— START OF Extracted records —
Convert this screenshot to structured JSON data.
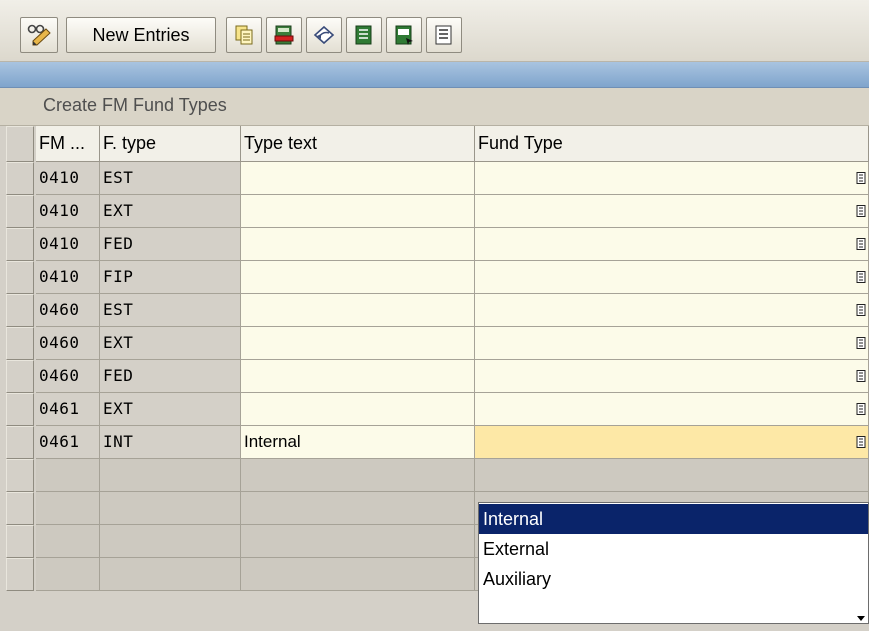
{
  "toolbar": {
    "buttons": [
      {
        "name": "display-change-toggle-button",
        "icon": "pencil-glasses-icon"
      },
      {
        "name": "new-entries-button",
        "label": "New Entries"
      },
      {
        "name": "copy-as-button",
        "icon": "copy-icon"
      },
      {
        "name": "delete-button",
        "icon": "delete-icon"
      },
      {
        "name": "undo-change-button",
        "icon": "undo-icon"
      },
      {
        "name": "select-all-button",
        "icon": "select-all-icon"
      },
      {
        "name": "select-block-button",
        "icon": "select-block-icon"
      },
      {
        "name": "deselect-all-button",
        "icon": "deselect-all-icon"
      }
    ]
  },
  "screen": {
    "title": "Create FM Fund Types"
  },
  "table": {
    "columns": [
      "FM ...",
      "F. type",
      "Type text",
      "Fund Type"
    ],
    "rows": [
      {
        "fm": "0410",
        "ftype": "EST",
        "text": "",
        "fund_type": ""
      },
      {
        "fm": "0410",
        "ftype": "EXT",
        "text": "",
        "fund_type": ""
      },
      {
        "fm": "0410",
        "ftype": "FED",
        "text": "",
        "fund_type": ""
      },
      {
        "fm": "0410",
        "ftype": "FIP",
        "text": "",
        "fund_type": ""
      },
      {
        "fm": "0460",
        "ftype": "EST",
        "text": "",
        "fund_type": ""
      },
      {
        "fm": "0460",
        "ftype": "EXT",
        "text": "",
        "fund_type": ""
      },
      {
        "fm": "0460",
        "ftype": "FED",
        "text": "",
        "fund_type": ""
      },
      {
        "fm": "0461",
        "ftype": "EXT",
        "text": "",
        "fund_type": ""
      },
      {
        "fm": "0461",
        "ftype": "INT",
        "text": "Internal",
        "fund_type": ""
      }
    ]
  },
  "dropdown": {
    "options": [
      "Internal",
      "External",
      "Auxiliary"
    ],
    "selected": "Internal"
  },
  "colors": {
    "highlight": "#0a246a",
    "active_field": "#fde8a6",
    "input_field": "#fcfbe9"
  }
}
— END OF Extracted records —
* **Exercise requirements**
Gather each line in the entries above where the string "block" is found.

* **Solution**
        "name": "select-block-button",
        "icon": "select-block-icon"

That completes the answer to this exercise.